Below are records to be output exactly, every one of them.

──────── DATA ────────

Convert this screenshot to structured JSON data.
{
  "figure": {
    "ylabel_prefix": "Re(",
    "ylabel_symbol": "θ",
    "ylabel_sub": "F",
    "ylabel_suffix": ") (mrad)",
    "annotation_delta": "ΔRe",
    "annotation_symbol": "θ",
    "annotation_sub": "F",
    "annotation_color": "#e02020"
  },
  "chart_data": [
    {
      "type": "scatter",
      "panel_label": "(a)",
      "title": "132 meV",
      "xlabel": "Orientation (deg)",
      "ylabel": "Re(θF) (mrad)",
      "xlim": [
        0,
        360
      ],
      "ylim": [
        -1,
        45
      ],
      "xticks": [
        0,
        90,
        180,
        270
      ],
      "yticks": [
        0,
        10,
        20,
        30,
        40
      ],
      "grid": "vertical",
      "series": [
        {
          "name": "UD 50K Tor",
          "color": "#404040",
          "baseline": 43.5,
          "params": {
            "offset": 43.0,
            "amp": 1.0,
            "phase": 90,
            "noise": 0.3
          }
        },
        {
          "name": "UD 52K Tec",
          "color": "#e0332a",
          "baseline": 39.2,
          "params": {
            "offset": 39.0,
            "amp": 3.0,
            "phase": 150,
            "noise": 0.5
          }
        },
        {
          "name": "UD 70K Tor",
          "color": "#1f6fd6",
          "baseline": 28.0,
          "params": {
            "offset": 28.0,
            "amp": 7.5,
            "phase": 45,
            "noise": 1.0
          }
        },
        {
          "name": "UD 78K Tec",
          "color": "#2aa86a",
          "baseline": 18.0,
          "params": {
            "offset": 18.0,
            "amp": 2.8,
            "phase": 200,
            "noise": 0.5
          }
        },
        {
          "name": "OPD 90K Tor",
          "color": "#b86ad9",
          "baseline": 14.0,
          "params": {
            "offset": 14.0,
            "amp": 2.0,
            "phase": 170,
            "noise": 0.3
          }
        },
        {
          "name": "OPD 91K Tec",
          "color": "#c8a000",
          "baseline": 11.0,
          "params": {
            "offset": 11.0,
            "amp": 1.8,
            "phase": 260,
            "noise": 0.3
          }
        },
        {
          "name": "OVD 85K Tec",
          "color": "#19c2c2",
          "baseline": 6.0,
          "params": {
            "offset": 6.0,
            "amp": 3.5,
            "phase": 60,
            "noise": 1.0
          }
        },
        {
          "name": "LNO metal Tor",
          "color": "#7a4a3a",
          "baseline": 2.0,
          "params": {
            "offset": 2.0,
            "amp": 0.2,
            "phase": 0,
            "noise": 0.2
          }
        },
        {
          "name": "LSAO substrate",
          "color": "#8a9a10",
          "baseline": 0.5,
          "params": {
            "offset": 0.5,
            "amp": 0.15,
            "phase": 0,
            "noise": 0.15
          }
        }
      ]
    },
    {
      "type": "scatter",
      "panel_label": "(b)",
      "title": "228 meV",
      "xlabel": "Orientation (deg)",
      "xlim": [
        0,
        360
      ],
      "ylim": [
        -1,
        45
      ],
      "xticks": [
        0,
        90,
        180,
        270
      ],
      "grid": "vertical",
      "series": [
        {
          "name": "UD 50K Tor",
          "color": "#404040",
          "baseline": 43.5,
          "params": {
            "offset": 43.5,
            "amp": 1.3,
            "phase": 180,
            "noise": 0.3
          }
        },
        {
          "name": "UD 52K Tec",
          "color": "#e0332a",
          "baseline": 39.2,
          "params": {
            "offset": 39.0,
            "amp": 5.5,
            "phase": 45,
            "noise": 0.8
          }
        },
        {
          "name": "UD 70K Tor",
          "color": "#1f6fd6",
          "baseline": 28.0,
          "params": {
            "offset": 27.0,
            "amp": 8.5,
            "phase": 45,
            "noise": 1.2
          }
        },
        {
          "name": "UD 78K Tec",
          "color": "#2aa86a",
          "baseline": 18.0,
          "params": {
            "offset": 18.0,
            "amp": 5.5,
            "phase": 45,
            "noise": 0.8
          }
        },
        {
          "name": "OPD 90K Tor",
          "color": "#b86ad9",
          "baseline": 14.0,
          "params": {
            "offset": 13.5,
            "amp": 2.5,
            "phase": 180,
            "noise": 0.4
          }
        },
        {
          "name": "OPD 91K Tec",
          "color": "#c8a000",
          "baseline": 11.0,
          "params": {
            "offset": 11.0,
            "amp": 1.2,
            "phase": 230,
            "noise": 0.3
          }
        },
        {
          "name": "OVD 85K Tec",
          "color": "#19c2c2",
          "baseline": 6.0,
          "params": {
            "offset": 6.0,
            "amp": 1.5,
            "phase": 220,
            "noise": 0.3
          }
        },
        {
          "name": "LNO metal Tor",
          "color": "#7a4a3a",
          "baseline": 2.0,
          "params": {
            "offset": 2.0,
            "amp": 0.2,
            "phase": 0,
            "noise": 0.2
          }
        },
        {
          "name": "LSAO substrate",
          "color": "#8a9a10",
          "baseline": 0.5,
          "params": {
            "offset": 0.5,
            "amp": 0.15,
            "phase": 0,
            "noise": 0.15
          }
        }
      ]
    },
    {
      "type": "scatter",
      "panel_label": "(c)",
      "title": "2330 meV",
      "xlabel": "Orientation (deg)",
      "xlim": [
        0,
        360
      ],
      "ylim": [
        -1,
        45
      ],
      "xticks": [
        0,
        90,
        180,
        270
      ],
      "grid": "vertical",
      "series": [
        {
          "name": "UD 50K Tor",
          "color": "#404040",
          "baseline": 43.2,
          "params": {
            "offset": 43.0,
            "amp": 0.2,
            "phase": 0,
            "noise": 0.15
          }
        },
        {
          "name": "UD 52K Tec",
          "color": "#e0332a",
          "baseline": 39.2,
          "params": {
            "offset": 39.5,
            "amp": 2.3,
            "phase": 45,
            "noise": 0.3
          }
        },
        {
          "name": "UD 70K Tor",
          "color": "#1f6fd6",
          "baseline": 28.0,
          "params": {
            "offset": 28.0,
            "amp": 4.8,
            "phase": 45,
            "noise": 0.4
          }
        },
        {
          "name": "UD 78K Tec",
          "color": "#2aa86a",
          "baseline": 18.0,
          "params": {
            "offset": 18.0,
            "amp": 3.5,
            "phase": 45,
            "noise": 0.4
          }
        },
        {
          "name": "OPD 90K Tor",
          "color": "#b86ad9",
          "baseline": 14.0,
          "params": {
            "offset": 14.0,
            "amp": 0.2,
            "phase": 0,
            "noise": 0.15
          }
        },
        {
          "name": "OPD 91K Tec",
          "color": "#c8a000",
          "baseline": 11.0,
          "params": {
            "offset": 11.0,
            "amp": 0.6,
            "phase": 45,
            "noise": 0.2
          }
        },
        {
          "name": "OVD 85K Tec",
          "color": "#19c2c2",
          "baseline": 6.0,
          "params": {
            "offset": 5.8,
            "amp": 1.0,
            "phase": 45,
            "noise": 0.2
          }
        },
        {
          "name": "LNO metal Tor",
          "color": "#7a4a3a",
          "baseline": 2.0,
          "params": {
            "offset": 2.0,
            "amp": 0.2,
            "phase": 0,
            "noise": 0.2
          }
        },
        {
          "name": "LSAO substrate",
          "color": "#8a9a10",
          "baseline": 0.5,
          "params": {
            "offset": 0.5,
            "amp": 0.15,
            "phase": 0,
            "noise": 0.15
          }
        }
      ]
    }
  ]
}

────────

**RIGHT ANSWER**
Convert this screenshot to structured JSON data.
{
  "figure": {
    "ylabel_prefix": "Re(",
    "ylabel_symbol": "θ",
    "ylabel_sub": "F",
    "ylabel_suffix": ") (mrad)",
    "annotation_delta": "ΔRe",
    "annotation_symbol": "θ",
    "annotation_sub": "F",
    "annotation_color": "#e02020"
  },
  "chart_data": [
    {
      "type": "scatter",
      "panel_label": "(a)",
      "title": "132 meV",
      "xlabel": "Orientation (deg)",
      "ylabel": "Re(θF) (mrad)",
      "xlim": [
        0,
        360
      ],
      "ylim": [
        -1,
        45
      ],
      "xticks": [
        0,
        90,
        180,
        270
      ],
      "yticks": [
        0,
        10,
        20,
        30,
        40
      ],
      "grid": "vertical",
      "series": [
        {
          "name": "UD 50K Tor",
          "color": "#404040",
          "baseline": 43.5,
          "params": {
            "offset": 43.0,
            "amp": 1.0,
            "phase": 90,
            "noise": 0.3
          }
        },
        {
          "name": "UD 52K Tec",
          "color": "#e0332a",
          "baseline": 39.2,
          "params": {
            "offset": 39.0,
            "amp": 3.0,
            "phase": 150,
            "noise": 0.5
          }
        },
        {
          "name": "UD 70K Tor",
          "color": "#1f6fd6",
          "baseline": 28.0,
          "params": {
            "offset": 28.0,
            "amp": 7.5,
            "phase": 45,
            "noise": 1.0
          }
        },
        {
          "name": "UD 78K Tec",
          "color": "#2aa86a",
          "baseline": 18.0,
          "params": {
            "offset": 18.0,
            "amp": 2.8,
            "phase": 200,
            "noise": 0.5
          }
        },
        {
          "name": "OPD 90K Tor",
          "color": "#b86ad9",
          "baseline": 14.0,
          "params": {
            "offset": 14.0,
            "amp": 2.0,
            "phase": 170,
            "noise": 0.3
          }
        },
        {
          "name": "OPD 91K Tec",
          "color": "#c8a000",
          "baseline": 11.0,
          "params": {
            "offset": 11.0,
            "amp": 1.8,
            "phase": 260,
            "noise": 0.3
          }
        },
        {
          "name": "OVD 85K Tec",
          "color": "#19c2c2",
          "baseline": 6.0,
          "params": {
            "offset": 6.0,
            "amp": 3.5,
            "phase": 60,
            "noise": 1.0
          }
        },
        {
          "name": "LNO metal Tor",
          "color": "#7a4a3a",
          "baseline": 2.0,
          "params": {
            "offset": 2.0,
            "amp": 0.2,
            "phase": 0,
            "noise": 0.2
          }
        },
        {
          "name": "LSAO substrate",
          "color": "#8a9a10",
          "baseline": 0.5,
          "params": {
            "offset": 0.5,
            "amp": 0.15,
            "phase": 0,
            "noise": 0.15
          }
        }
      ]
    },
    {
      "type": "scatter",
      "panel_label": "(b)",
      "title": "228 meV",
      "xlabel": "Orientation (deg)",
      "xlim": [
        0,
        360
      ],
      "ylim": [
        -1,
        45
      ],
      "xticks": [
        0,
        90,
        180,
        270
      ],
      "grid": "vertical",
      "series": [
        {
          "name": "UD 50K Tor",
          "color": "#404040",
          "baseline": 43.5,
          "params": {
            "offset": 43.5,
            "amp": 1.3,
            "phase": 180,
            "noise": 0.3
          }
        },
        {
          "name": "UD 52K Tec",
          "color": "#e0332a",
          "baseline": 39.2,
          "params": {
            "offset": 39.0,
            "amp": 5.5,
            "phase": 45,
            "noise": 0.8
          }
        },
        {
          "name": "UD 70K Tor",
          "color": "#1f6fd6",
          "baseline": 28.0,
          "params": {
            "offset": 27.0,
            "amp": 8.5,
            "phase": 45,
            "noise": 1.2
          }
        },
        {
          "name": "UD 78K Tec",
          "color": "#2aa86a",
          "baseline": 18.0,
          "params": {
            "offset": 18.0,
            "amp": 5.5,
            "phase": 45,
            "noise": 0.8
          }
        },
        {
          "name": "OPD 90K Tor",
          "color": "#b86ad9",
          "baseline": 14.0,
          "params": {
            "offset": 13.5,
            "amp": 2.5,
            "phase": 180,
            "noise": 0.4
          }
        },
        {
          "name": "OPD 91K Tec",
          "color": "#c8a000",
          "baseline": 11.0,
          "params": {
            "offset": 11.0,
            "amp": 1.2,
            "phase": 230,
            "noise": 0.3
          }
        },
        {
          "name": "OVD 85K Tec",
          "color": "#19c2c2",
          "baseline": 6.0,
          "params": {
            "offset": 6.0,
            "amp": 1.5,
            "phase": 220,
            "noise": 0.3
          }
        },
        {
          "name": "LNO metal Tor",
          "color": "#7a4a3a",
          "baseline": 2.0,
          "params": {
            "offset": 2.0,
            "amp": 0.2,
            "phase": 0,
            "noise": 0.2
          }
        },
        {
          "name": "LSAO substrate",
          "color": "#8a9a10",
          "baseline": 0.5,
          "params": {
            "offset": 0.5,
            "amp": 0.15,
            "phase": 0,
            "noise": 0.15
          }
        }
      ]
    },
    {
      "type": "scatter",
      "panel_label": "(c)",
      "title": "2330 meV",
      "xlabel": "Orientation (deg)",
      "xlim": [
        0,
        360
      ],
      "ylim": [
        -1,
        45
      ],
      "xticks": [
        0,
        90,
        180,
        270
      ],
      "grid": "vertical",
      "series": [
        {
          "name": "UD 50K Tor",
          "color": "#404040",
          "baseline": 43.2,
          "params": {
            "offset": 43.0,
            "amp": 0.2,
            "phase": 0,
            "noise": 0.15
          }
        },
        {
          "name": "UD 52K Tec",
          "color": "#e0332a",
          "baseline": 39.2,
          "params": {
            "offset": 39.5,
            "amp": 2.3,
            "phase": 45,
            "noise": 0.3
          }
        },
        {
          "name": "UD 70K Tor",
          "color": "#1f6fd6",
          "baseline": 28.0,
          "params": {
            "offset": 28.0,
            "amp": 4.8,
            "phase": 45,
            "noise": 0.4
          }
        },
        {
          "name": "UD 78K Tec",
          "color": "#2aa86a",
          "baseline": 18.0,
          "params": {
            "offset": 18.0,
            "amp": 3.5,
            "phase": 45,
            "noise": 0.4
          }
        },
        {
          "name": "OPD 90K Tor",
          "color": "#b86ad9",
          "baseline": 14.0,
          "params": {
            "offset": 14.0,
            "amp": 0.2,
            "phase": 0,
            "noise": 0.15
          }
        },
        {
          "name": "OPD 91K Tec",
          "color": "#c8a000",
          "baseline": 11.0,
          "params": {
            "offset": 11.0,
            "amp": 0.6,
            "phase": 45,
            "noise": 0.2
          }
        },
        {
          "name": "OVD 85K Tec",
          "color": "#19c2c2",
          "baseline": 6.0,
          "params": {
            "offset": 5.8,
            "amp": 1.0,
            "phase": 45,
            "noise": 0.2
          }
        },
        {
          "name": "LNO metal Tor",
          "color": "#7a4a3a",
          "baseline": 2.0,
          "params": {
            "offset": 2.0,
            "amp": 0.2,
            "phase": 0,
            "noise": 0.2
          }
        },
        {
          "name": "LSAO substrate",
          "color": "#8a9a10",
          "baseline": 0.5,
          "params": {
            "offset": 0.5,
            "amp": 0.15,
            "phase": 0,
            "noise": 0.15
          }
        }
      ]
    }
  ]
}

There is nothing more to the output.